# AIM OF THE TASK
Quote all of the data exactly as given. Skip every picture it contains.

─── THE DATA

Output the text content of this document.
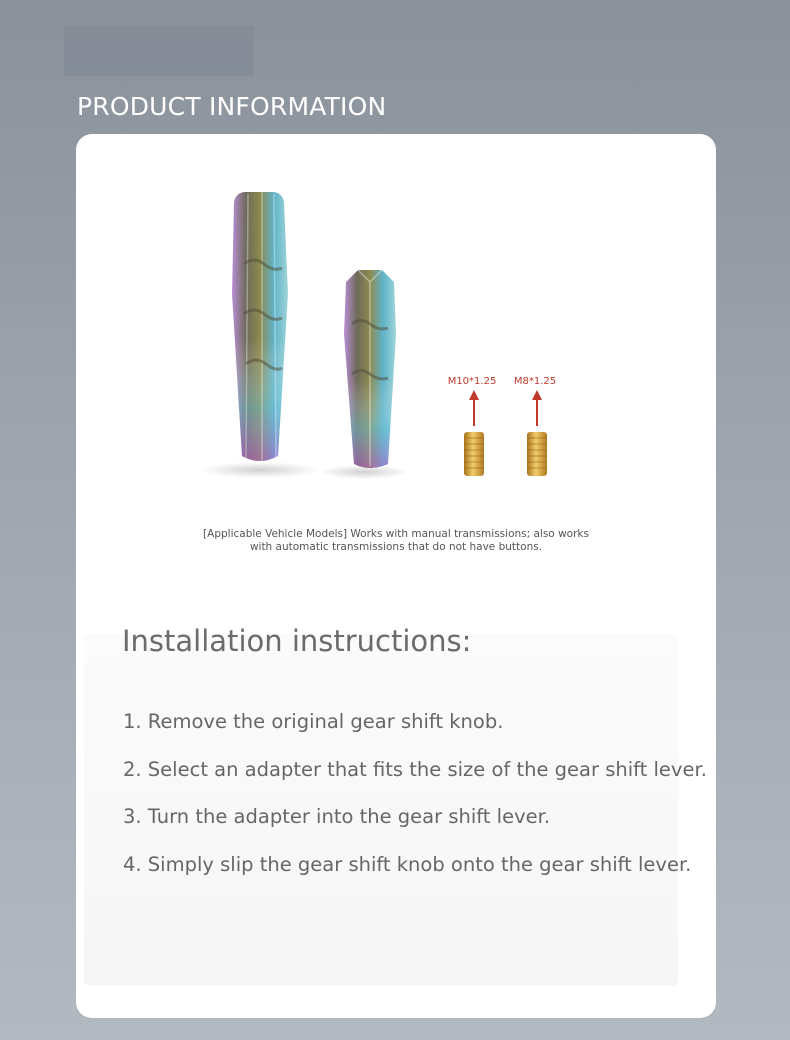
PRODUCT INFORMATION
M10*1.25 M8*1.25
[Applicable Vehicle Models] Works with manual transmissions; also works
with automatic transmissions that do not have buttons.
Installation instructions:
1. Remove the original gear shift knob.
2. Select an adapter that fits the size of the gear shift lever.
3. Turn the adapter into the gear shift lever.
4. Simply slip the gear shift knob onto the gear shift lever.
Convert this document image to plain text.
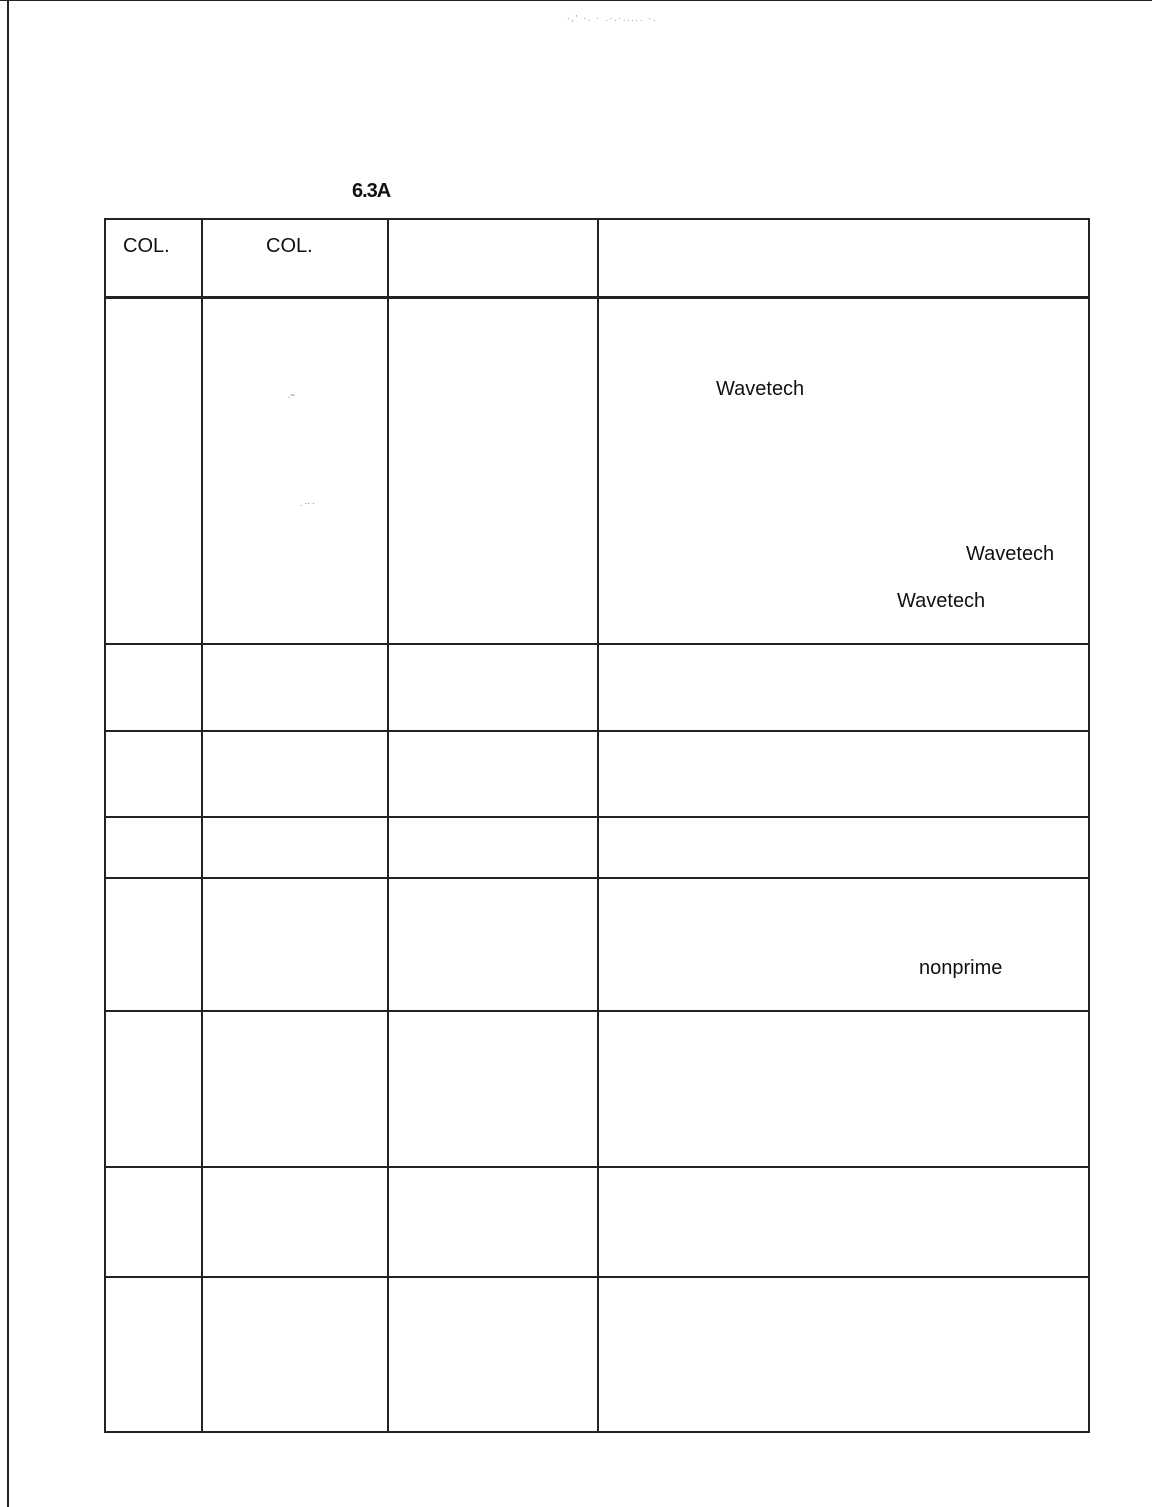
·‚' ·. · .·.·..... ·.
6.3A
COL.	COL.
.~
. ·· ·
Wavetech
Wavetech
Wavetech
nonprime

──────

# TASK SOLUTION
Output the text content of this document.
PRODUCT INFORMATION
M10*1.25 M8*1.25
[Applicable Vehicle Models] Works with manual transmissions; also works
with automatic transmissions that do not have buttons.
Installation instructions:
1. Remove the original gear shift knob.
2. Select an adapter that fits the size of the gear shift lever.
3. Turn the adapter into the gear shift lever.
4. Simply slip the gear shift knob onto the gear shift lever.
Convert this document image to plain text.
·‚' ·. · .·.·..... ·.
6.3A
COL.	COL.
.~
. ·· ·
Wavetech
Wavetech
Wavetech
nonprime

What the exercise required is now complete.